▶ EXERCISE PROMPT: Give all of the lines again exactly as they read.

.....

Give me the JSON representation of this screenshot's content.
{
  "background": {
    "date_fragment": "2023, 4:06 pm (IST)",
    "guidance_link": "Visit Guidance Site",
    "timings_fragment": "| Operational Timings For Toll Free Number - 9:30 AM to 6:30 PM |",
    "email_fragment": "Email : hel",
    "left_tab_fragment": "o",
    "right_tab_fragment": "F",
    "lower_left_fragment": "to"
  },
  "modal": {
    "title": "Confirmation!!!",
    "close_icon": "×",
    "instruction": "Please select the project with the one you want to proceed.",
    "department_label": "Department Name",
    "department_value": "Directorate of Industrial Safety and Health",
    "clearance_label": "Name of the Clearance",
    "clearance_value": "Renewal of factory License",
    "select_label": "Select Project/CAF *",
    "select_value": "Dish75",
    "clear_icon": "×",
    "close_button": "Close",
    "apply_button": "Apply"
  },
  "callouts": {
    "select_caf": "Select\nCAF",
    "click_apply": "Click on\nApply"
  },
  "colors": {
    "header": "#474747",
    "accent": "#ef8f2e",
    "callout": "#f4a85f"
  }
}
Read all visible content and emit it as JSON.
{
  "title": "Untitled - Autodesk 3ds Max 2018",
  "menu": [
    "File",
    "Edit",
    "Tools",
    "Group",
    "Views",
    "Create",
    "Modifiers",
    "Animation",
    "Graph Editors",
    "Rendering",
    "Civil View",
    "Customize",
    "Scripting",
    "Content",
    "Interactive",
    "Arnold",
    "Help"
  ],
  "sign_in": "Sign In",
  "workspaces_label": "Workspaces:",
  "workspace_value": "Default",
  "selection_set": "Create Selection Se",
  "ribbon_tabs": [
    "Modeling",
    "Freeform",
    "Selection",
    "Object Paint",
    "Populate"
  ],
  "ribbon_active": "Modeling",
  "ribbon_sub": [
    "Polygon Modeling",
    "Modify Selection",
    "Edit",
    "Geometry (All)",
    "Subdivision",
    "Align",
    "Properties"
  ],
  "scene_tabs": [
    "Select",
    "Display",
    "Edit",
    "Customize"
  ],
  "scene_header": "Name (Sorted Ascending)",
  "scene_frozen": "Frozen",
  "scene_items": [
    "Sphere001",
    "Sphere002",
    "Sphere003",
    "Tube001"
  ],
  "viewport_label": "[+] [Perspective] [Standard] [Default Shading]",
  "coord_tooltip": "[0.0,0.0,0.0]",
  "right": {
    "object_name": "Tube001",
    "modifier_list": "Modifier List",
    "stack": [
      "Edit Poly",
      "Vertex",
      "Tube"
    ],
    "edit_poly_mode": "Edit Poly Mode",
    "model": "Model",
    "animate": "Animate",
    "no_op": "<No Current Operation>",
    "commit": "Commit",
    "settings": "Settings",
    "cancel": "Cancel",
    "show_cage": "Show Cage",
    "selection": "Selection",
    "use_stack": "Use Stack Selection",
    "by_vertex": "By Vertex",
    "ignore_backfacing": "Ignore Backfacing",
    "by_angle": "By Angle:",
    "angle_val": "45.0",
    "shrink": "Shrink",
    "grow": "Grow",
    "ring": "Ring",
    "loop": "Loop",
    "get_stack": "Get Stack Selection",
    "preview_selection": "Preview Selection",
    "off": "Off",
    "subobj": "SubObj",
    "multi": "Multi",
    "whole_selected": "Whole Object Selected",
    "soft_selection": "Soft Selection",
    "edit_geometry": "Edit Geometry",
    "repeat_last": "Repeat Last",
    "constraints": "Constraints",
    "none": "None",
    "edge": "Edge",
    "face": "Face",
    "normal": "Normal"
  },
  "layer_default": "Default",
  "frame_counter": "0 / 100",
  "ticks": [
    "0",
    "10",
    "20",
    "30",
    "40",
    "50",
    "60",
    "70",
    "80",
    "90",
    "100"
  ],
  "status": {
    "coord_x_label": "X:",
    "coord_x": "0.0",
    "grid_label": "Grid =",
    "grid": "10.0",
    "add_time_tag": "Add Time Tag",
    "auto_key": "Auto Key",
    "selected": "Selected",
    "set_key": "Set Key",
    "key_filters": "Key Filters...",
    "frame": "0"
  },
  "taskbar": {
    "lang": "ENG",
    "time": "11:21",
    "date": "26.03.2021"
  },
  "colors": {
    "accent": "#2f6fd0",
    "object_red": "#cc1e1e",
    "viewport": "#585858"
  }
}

.....

▶ RESULT:
Give me the JSON representation of this screenshot's content.
{
  "background": {
    "date_fragment": "2023, 4:06 pm (IST)",
    "guidance_link": "Visit Guidance Site",
    "timings_fragment": "| Operational Timings For Toll Free Number - 9:30 AM to 6:30 PM |",
    "email_fragment": "Email : hel",
    "left_tab_fragment": "o",
    "right_tab_fragment": "F",
    "lower_left_fragment": "to"
  },
  "modal": {
    "title": "Confirmation!!!",
    "close_icon": "×",
    "instruction": "Please select the project with the one you want to proceed.",
    "department_label": "Department Name",
    "department_value": "Directorate of Industrial Safety and Health",
    "clearance_label": "Name of the Clearance",
    "clearance_value": "Renewal of factory License",
    "select_label": "Select Project/CAF *",
    "select_value": "Dish75",
    "clear_icon": "×",
    "close_button": "Close",
    "apply_button": "Apply"
  },
  "callouts": {
    "select_caf": "Select\nCAF",
    "click_apply": "Click on\nApply"
  },
  "colors": {
    "header": "#474747",
    "accent": "#ef8f2e",
    "callout": "#f4a85f"
  }
}
Read all visible content and emit it as JSON.
{
  "title": "Untitled - Autodesk 3ds Max 2018",
  "menu": [
    "File",
    "Edit",
    "Tools",
    "Group",
    "Views",
    "Create",
    "Modifiers",
    "Animation",
    "Graph Editors",
    "Rendering",
    "Civil View",
    "Customize",
    "Scripting",
    "Content",
    "Interactive",
    "Arnold",
    "Help"
  ],
  "sign_in": "Sign In",
  "workspaces_label": "Workspaces:",
  "workspace_value": "Default",
  "selection_set": "Create Selection Se",
  "ribbon_tabs": [
    "Modeling",
    "Freeform",
    "Selection",
    "Object Paint",
    "Populate"
  ],
  "ribbon_active": "Modeling",
  "ribbon_sub": [
    "Polygon Modeling",
    "Modify Selection",
    "Edit",
    "Geometry (All)",
    "Subdivision",
    "Align",
    "Properties"
  ],
  "scene_tabs": [
    "Select",
    "Display",
    "Edit",
    "Customize"
  ],
  "scene_header": "Name (Sorted Ascending)",
  "scene_frozen": "Frozen",
  "scene_items": [
    "Sphere001",
    "Sphere002",
    "Sphere003",
    "Tube001"
  ],
  "viewport_label": "[+] [Perspective] [Standard] [Default Shading]",
  "coord_tooltip": "[0.0,0.0,0.0]",
  "right": {
    "object_name": "Tube001",
    "modifier_list": "Modifier List",
    "stack": [
      "Edit Poly",
      "Vertex",
      "Tube"
    ],
    "edit_poly_mode": "Edit Poly Mode",
    "model": "Model",
    "animate": "Animate",
    "no_op": "<No Current Operation>",
    "commit": "Commit",
    "settings": "Settings",
    "cancel": "Cancel",
    "show_cage": "Show Cage",
    "selection": "Selection",
    "use_stack": "Use Stack Selection",
    "by_vertex": "By Vertex",
    "ignore_backfacing": "Ignore Backfacing",
    "by_angle": "By Angle:",
    "angle_val": "45.0",
    "shrink": "Shrink",
    "grow": "Grow",
    "ring": "Ring",
    "loop": "Loop",
    "get_stack": "Get Stack Selection",
    "preview_selection": "Preview Selection",
    "off": "Off",
    "subobj": "SubObj",
    "multi": "Multi",
    "whole_selected": "Whole Object Selected",
    "soft_selection": "Soft Selection",
    "edit_geometry": "Edit Geometry",
    "repeat_last": "Repeat Last",
    "constraints": "Constraints",
    "none": "None",
    "edge": "Edge",
    "face": "Face",
    "normal": "Normal"
  },
  "layer_default": "Default",
  "frame_counter": "0 / 100",
  "ticks": [
    "0",
    "10",
    "20",
    "30",
    "40",
    "50",
    "60",
    "70",
    "80",
    "90",
    "100"
  ],
  "status": {
    "coord_x_label": "X:",
    "coord_x": "0.0",
    "grid_label": "Grid =",
    "grid": "10.0",
    "add_time_tag": "Add Time Tag",
    "auto_key": "Auto Key",
    "selected": "Selected",
    "set_key": "Set Key",
    "key_filters": "Key Filters...",
    "frame": "0"
  },
  "taskbar": {
    "lang": "ENG",
    "time": "11:21",
    "date": "26.03.2021"
  },
  "colors": {
    "accent": "#2f6fd0",
    "object_red": "#cc1e1e",
    "viewport": "#585858"
  }
}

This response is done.